PROBLEM TO WORK ON: Copy out the data below word for word, leaving out the pictures.

DATA ROWS:
*-*-*

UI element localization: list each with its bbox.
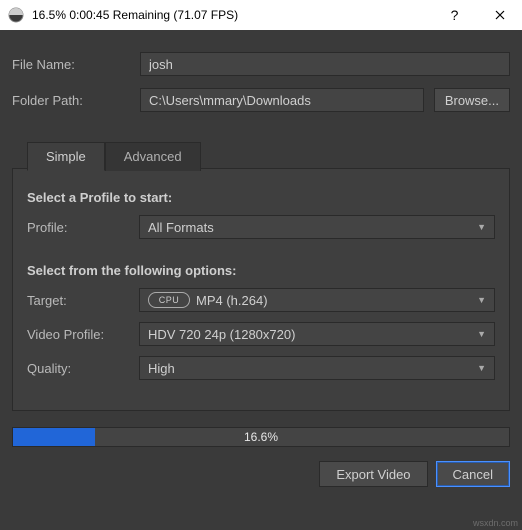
titlebar: 16.5% 0:00:45 Remaining (71.07 FPS) ? [0,0,522,30]
tab-strip: Simple Advanced [27,168,495,171]
video-profile-label: Video Profile: [27,327,139,342]
tab-advanced[interactable]: Advanced [105,142,201,171]
file-name-input[interactable] [140,52,510,76]
profile-select[interactable]: All Formats ▼ [139,215,495,239]
folder-path-input[interactable] [140,88,424,112]
progress-bar: 16.6% [12,427,510,447]
target-select[interactable]: CPU MP4 (h.264) ▼ [139,288,495,312]
profile-section-header: Select a Profile to start: [27,190,495,205]
quality-select[interactable]: High ▼ [139,356,495,380]
target-label: Target: [27,293,139,308]
export-video-button[interactable]: Export Video [319,461,427,487]
chevron-down-icon: ▼ [477,363,486,373]
dialog-body: File Name: Folder Path: Browse... Simple… [0,30,522,421]
help-button[interactable]: ? [432,0,477,30]
video-profile-value: HDV 720 24p (1280x720) [148,327,295,342]
app-icon [8,7,24,23]
browse-button[interactable]: Browse... [434,88,510,112]
profile-label: Profile: [27,220,139,235]
cpu-badge-icon: CPU [148,292,190,308]
target-value: MP4 (h.264) [196,293,268,308]
close-button[interactable] [477,0,522,30]
folder-path-label: Folder Path: [12,93,140,108]
chevron-down-icon: ▼ [477,295,486,305]
watermark: wsxdn.com [473,518,518,528]
window-title: 16.5% 0:00:45 Remaining (71.07 FPS) [32,8,432,22]
chevron-down-icon: ▼ [477,329,486,339]
file-name-label: File Name: [12,57,140,72]
cancel-button[interactable]: Cancel [436,461,510,487]
video-profile-select[interactable]: HDV 720 24p (1280x720) ▼ [139,322,495,346]
options-section-header: Select from the following options: [27,263,495,278]
progress-text: 16.6% [13,430,509,444]
tab-area: Simple Advanced Select a Profile to star… [12,168,510,411]
quality-label: Quality: [27,361,139,376]
profile-value: All Formats [148,220,214,235]
quality-value: High [148,361,175,376]
chevron-down-icon: ▼ [477,222,486,232]
button-row: Export Video Cancel [0,451,522,497]
tab-simple[interactable]: Simple [27,142,105,171]
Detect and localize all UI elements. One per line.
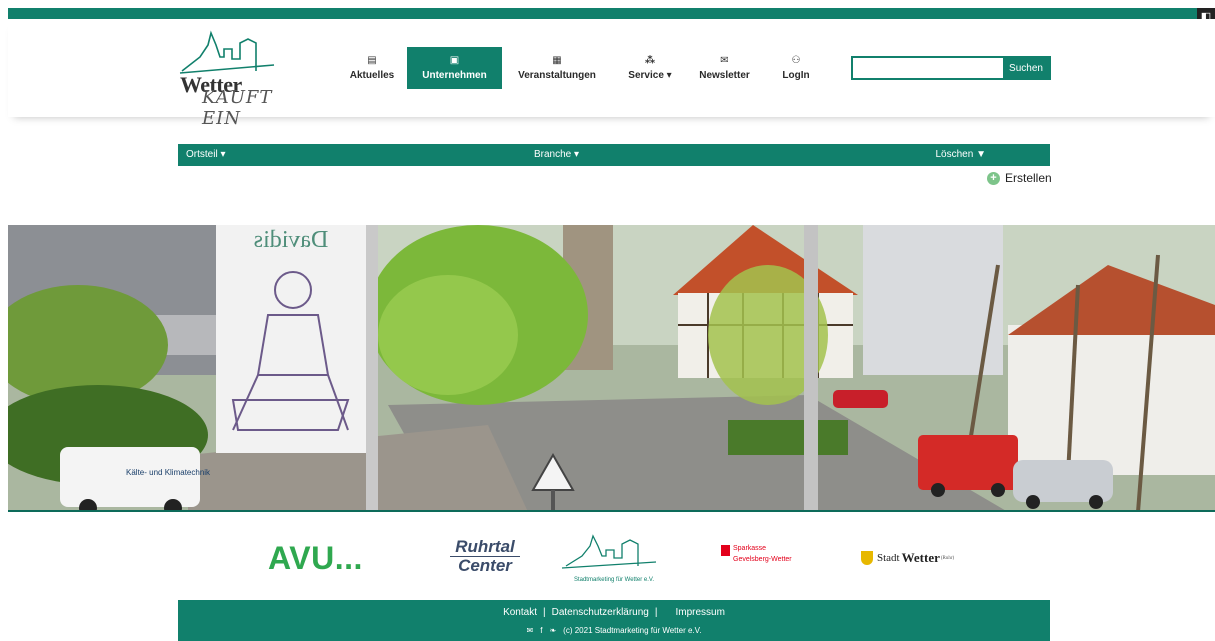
van-text: Kälte- und Klimatechnik: [126, 468, 211, 477]
store-icon: ▣: [449, 55, 460, 66]
sponsor-stadtmarketing-logo[interactable]: Stadtmarketing für Wetter e.V.: [558, 532, 670, 583]
nav-unternehmen[interactable]: ▣ Unternehmen: [407, 47, 502, 89]
nav-label: Veranstaltungen: [518, 70, 596, 81]
copyright-text: (c) 2021 Stadtmarketing für Wetter e.V.: [563, 626, 702, 635]
sparkasse-line1: Sparkasse: [733, 545, 767, 552]
footer-separator: |: [654, 607, 658, 618]
hero-image: Davidis Kälte- und Klimatechnik: [8, 225, 1215, 512]
footer-link-datenschutz[interactable]: Datenschutzerklärung: [552, 607, 649, 618]
skyline-icon: [179, 30, 275, 74]
nav-service-dropdown[interactable]: ⁂ Service ▾: [612, 47, 688, 89]
town-square-photo: Davidis Kälte- und Klimatechnik: [8, 225, 1215, 510]
nav-newsletter[interactable]: ✉ Newsletter: [688, 47, 761, 89]
coat-of-arms-icon: [861, 551, 873, 565]
leaf-icon[interactable]: ❧: [549, 626, 556, 635]
branche-dropdown[interactable]: Branche ▾: [534, 149, 579, 160]
footer-link-impressum[interactable]: Impressum: [675, 607, 724, 618]
nav-aktuelles[interactable]: ▤ Aktuelles: [337, 47, 407, 89]
site-logo[interactable]: Wetter KAUFT EIN: [178, 27, 310, 129]
footer-separator: |: [542, 607, 546, 618]
stadt-suffix: (Ruhr): [940, 555, 955, 561]
search-form: Suchen: [851, 56, 1051, 80]
facebook-icon[interactable]: f: [540, 626, 542, 635]
newspaper-icon: ▤: [367, 55, 377, 66]
main-nav: ▤ Aktuelles ▣ Unternehmen ▦ Veranstaltun…: [337, 47, 831, 89]
site-footer: Kontakt | Datenschutzerklärung | Impress…: [178, 600, 1050, 641]
nav-label: Unternehmen: [422, 70, 487, 81]
search-button[interactable]: Suchen: [1003, 58, 1049, 78]
search-input[interactable]: [853, 58, 1003, 78]
footer-link-kontakt[interactable]: Kontakt: [503, 607, 537, 618]
sitemap-icon: ⁂: [644, 55, 656, 66]
footer-links: Kontakt | Datenschutzerklärung | Impress…: [178, 607, 1050, 618]
sponsor-avu-logo[interactable]: AVU...: [268, 540, 363, 577]
nav-label: LogIn: [782, 70, 810, 81]
sponsor-sparkasse-logo[interactable]: Sparkasse Gevelsberg-Wetter: [721, 545, 792, 564]
clear-filter-label: Löschen: [935, 149, 974, 160]
sparkasse-line2: Gevelsberg-Wetter: [733, 556, 792, 563]
stadt-prefix: Stadt: [877, 552, 900, 564]
filter-bar: Ortsteil ▾ Branche ▾ Löschen ▼: [178, 144, 1050, 166]
sparkasse-s-icon: [721, 545, 730, 556]
sponsor-stadt-wetter-logo[interactable]: Stadt Wetter (Ruhr): [861, 550, 954, 566]
sponsor-logos: AVU... Ruhrtal Center Stadtmarketing für…: [178, 528, 1050, 588]
create-entry-button[interactable]: + Erstellen: [987, 171, 1052, 185]
clear-filter-button[interactable]: Löschen ▼: [936, 149, 987, 160]
nav-label: Newsletter: [699, 70, 750, 81]
nav-label: Aktuelles: [349, 70, 395, 81]
ortsteil-dropdown[interactable]: Ortsteil ▾: [186, 149, 225, 160]
calendar-icon: ▦: [552, 55, 562, 66]
banner-text: Davidis: [254, 227, 329, 253]
nav-login[interactable]: ⚇ LogIn: [761, 47, 831, 89]
stadtmarketing-label: Stadtmarketing für Wetter e.V.: [573, 577, 655, 583]
site-header: Wetter KAUFT EIN ▤ Aktuelles ▣ Unternehm…: [8, 19, 1215, 129]
top-accent-bar: [8, 8, 1198, 19]
sponsor-ruhrtal-center-logo[interactable]: Ruhrtal Center: [440, 538, 530, 575]
logo-tagline: KAUFT EIN: [202, 87, 273, 129]
stadt-name: Wetter: [901, 550, 940, 565]
footer-bottom: ✉ f ❧ (c) 2021 Stadtmarketing für Wetter…: [178, 626, 1050, 635]
plus-circle-icon: +: [987, 171, 1000, 185]
create-entry-label: Erstellen: [1005, 171, 1052, 185]
skyline-icon: [561, 534, 657, 569]
envelope-open-icon: ✉: [720, 55, 729, 66]
mail-icon[interactable]: ✉: [527, 626, 534, 635]
users-icon: ⚇: [791, 55, 801, 66]
nav-veranstaltungen[interactable]: ▦ Veranstaltungen: [502, 47, 612, 89]
nav-label: Service ▾: [628, 70, 672, 81]
ruhrtal-line1: Ruhrtal: [455, 537, 515, 556]
ruhrtal-line2: Center: [458, 556, 512, 575]
filter-icon: ▼: [976, 149, 986, 160]
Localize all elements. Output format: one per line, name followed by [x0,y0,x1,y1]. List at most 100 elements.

*-*-*

THE REPLY:
UI element localization: list each with its bbox.
titlebar: 16.5% 0:00:45 Remaining (71.07 FPS) ? [0,0,522,30]
tab-strip: Simple Advanced [27,168,495,171]
video-profile-label: Video Profile: [27,327,139,342]
tab-advanced[interactable]: Advanced [105,142,201,171]
file-name-input[interactable] [140,52,510,76]
profile-select[interactable]: All Formats ▼ [139,215,495,239]
folder-path-input[interactable] [140,88,424,112]
progress-bar: 16.6% [12,427,510,447]
target-select[interactable]: CPU MP4 (h.264) ▼ [139,288,495,312]
profile-section-header: Select a Profile to start: [27,190,495,205]
quality-select[interactable]: High ▼ [139,356,495,380]
target-label: Target: [27,293,139,308]
export-video-button[interactable]: Export Video [319,461,427,487]
chevron-down-icon: ▼ [477,363,486,373]
dialog-body: File Name: Folder Path: Browse... Simple… [0,30,522,421]
help-button[interactable]: ? [432,0,477,30]
video-profile-value: HDV 720 24p (1280x720) [148,327,295,342]
app-icon [8,7,24,23]
browse-button[interactable]: Browse... [434,88,510,112]
profile-label: Profile: [27,220,139,235]
cpu-badge-icon: CPU [148,292,190,308]
target-value: MP4 (h.264) [196,293,268,308]
close-button[interactable] [477,0,522,30]
folder-path-label: Folder Path: [12,93,140,108]
chevron-down-icon: ▼ [477,295,486,305]
watermark: wsxdn.com [473,518,518,528]
window-title: 16.5% 0:00:45 Remaining (71.07 FPS) [32,8,432,22]
chevron-down-icon: ▼ [477,329,486,339]
file-name-label: File Name: [12,57,140,72]
cancel-button[interactable]: Cancel [436,461,510,487]
video-profile-select[interactable]: HDV 720 24p (1280x720) ▼ [139,322,495,346]
options-section-header: Select from the following options: [27,263,495,278]
progress-text: 16.6% [13,430,509,444]
tab-area: Simple Advanced Select a Profile to star… [12,168,510,411]
quality-label: Quality: [27,361,139,376]
profile-value: All Formats [148,220,214,235]
quality-value: High [148,361,175,376]
chevron-down-icon: ▼ [477,222,486,232]
button-row: Export Video Cancel [0,451,522,497]
tab-simple[interactable]: Simple [27,142,105,171]
Detect and localize all UI elements. One per line.
van-text: Kälte- und Klimatechnik: [126, 468, 211, 477]
store-icon: ▣: [449, 55, 460, 66]
sponsor-stadtmarketing-logo[interactable]: Stadtmarketing für Wetter e.V.: [558, 532, 670, 583]
nav-unternehmen[interactable]: ▣ Unternehmen: [407, 47, 502, 89]
nav-label: Veranstaltungen: [518, 70, 596, 81]
copyright-text: (c) 2021 Stadtmarketing für Wetter e.V.: [563, 626, 702, 635]
sparkasse-line1: Sparkasse: [733, 545, 767, 552]
footer-separator: |: [654, 607, 658, 618]
hero-image: Davidis Kälte- und Klimatechnik: [8, 225, 1215, 512]
footer-link-datenschutz[interactable]: Datenschutzerklärung: [552, 607, 649, 618]
skyline-icon: [179, 30, 275, 74]
nav-service-dropdown[interactable]: ⁂ Service ▾: [612, 47, 688, 89]
town-square-photo: Davidis Kälte- und Klimatechnik: [8, 225, 1215, 510]
nav-newsletter[interactable]: ✉ Newsletter: [688, 47, 761, 89]
coat-of-arms-icon: [861, 551, 873, 565]
leaf-icon[interactable]: ❧: [549, 626, 556, 635]
branche-dropdown[interactable]: Branche ▾: [534, 149, 579, 160]
footer-link-impressum[interactable]: Impressum: [675, 607, 724, 618]
nav-aktuelles[interactable]: ▤ Aktuelles: [337, 47, 407, 89]
site-logo[interactable]: Wetter KAUFT EIN: [178, 27, 310, 129]
footer-separator: |: [542, 607, 546, 618]
stadt-suffix: (Ruhr): [940, 555, 955, 561]
search-form: Suchen: [851, 56, 1051, 80]
facebook-icon[interactable]: f: [540, 626, 542, 635]
newspaper-icon: ▤: [367, 55, 377, 66]
main-nav: ▤ Aktuelles ▣ Unternehmen ▦ Veranstaltun…: [337, 47, 831, 89]
site-footer: Kontakt | Datenschutzerklärung | Impress…: [178, 600, 1050, 641]
nav-label: Unternehmen: [422, 70, 487, 81]
search-button[interactable]: Suchen: [1003, 58, 1049, 78]
search-input[interactable]: [853, 58, 1003, 78]
footer-link-kontakt[interactable]: Kontakt: [503, 607, 537, 618]
sitemap-icon: ⁂: [644, 55, 656, 66]
footer-links: Kontakt | Datenschutzerklärung | Impress…: [178, 607, 1050, 618]
sponsor-avu-logo[interactable]: AVU...: [268, 540, 363, 577]
nav-label: LogIn: [782, 70, 810, 81]
sponsor-sparkasse-logo[interactable]: Sparkasse Gevelsberg-Wetter: [721, 545, 792, 564]
clear-filter-label: Löschen: [935, 149, 974, 160]
sparkasse-line2: Gevelsberg-Wetter: [733, 556, 792, 563]
stadt-prefix: Stadt: [877, 552, 900, 564]
filter-bar: Ortsteil ▾ Branche ▾ Löschen ▼: [178, 144, 1050, 166]
sparkasse-s-icon: [721, 545, 730, 556]
sponsor-stadt-wetter-logo[interactable]: Stadt Wetter (Ruhr): [861, 550, 954, 566]
sponsor-logos: AVU... Ruhrtal Center Stadtmarketing für…: [178, 528, 1050, 588]
create-entry-button[interactable]: + Erstellen: [987, 171, 1052, 185]
clear-filter-button[interactable]: Löschen ▼: [936, 149, 987, 160]
nav-label: Newsletter: [699, 70, 750, 81]
nav-label: Aktuelles: [349, 70, 395, 81]
ortsteil-dropdown[interactable]: Ortsteil ▾: [186, 149, 225, 160]
calendar-icon: ▦: [552, 55, 562, 66]
banner-text: Davidis: [254, 227, 329, 253]
nav-login[interactable]: ⚇ LogIn: [761, 47, 831, 89]
stadtmarketing-label: Stadtmarketing für Wetter e.V.: [573, 577, 655, 583]
site-header: Wetter KAUFT EIN ▤ Aktuelles ▣ Unternehm…: [8, 19, 1215, 129]
top-accent-bar: [8, 8, 1198, 19]
sponsor-ruhrtal-center-logo[interactable]: Ruhrtal Center: [440, 538, 530, 575]
logo-tagline: KAUFT EIN: [202, 87, 273, 129]
stadt-name: Wetter: [901, 550, 940, 565]
footer-bottom: ✉ f ❧ (c) 2021 Stadtmarketing für Wetter…: [178, 626, 1050, 635]
plus-circle-icon: +: [987, 171, 1000, 185]
create-entry-label: Erstellen: [1005, 171, 1052, 185]
skyline-icon: [561, 534, 657, 569]
envelope-open-icon: ✉: [720, 55, 729, 66]
mail-icon[interactable]: ✉: [527, 626, 534, 635]
users-icon: ⚇: [791, 55, 801, 66]
nav-veranstaltungen[interactable]: ▦ Veranstaltungen: [502, 47, 612, 89]
nav-label: Service ▾: [628, 70, 672, 81]
ruhrtal-line1: Ruhrtal: [455, 537, 515, 556]
ruhrtal-line2: Center: [458, 556, 512, 575]
filter-icon: ▼: [976, 149, 986, 160]
Localize all elements. Output format: one per line, name followed by [x0,y0,x1,y1]. List at most 100 elements.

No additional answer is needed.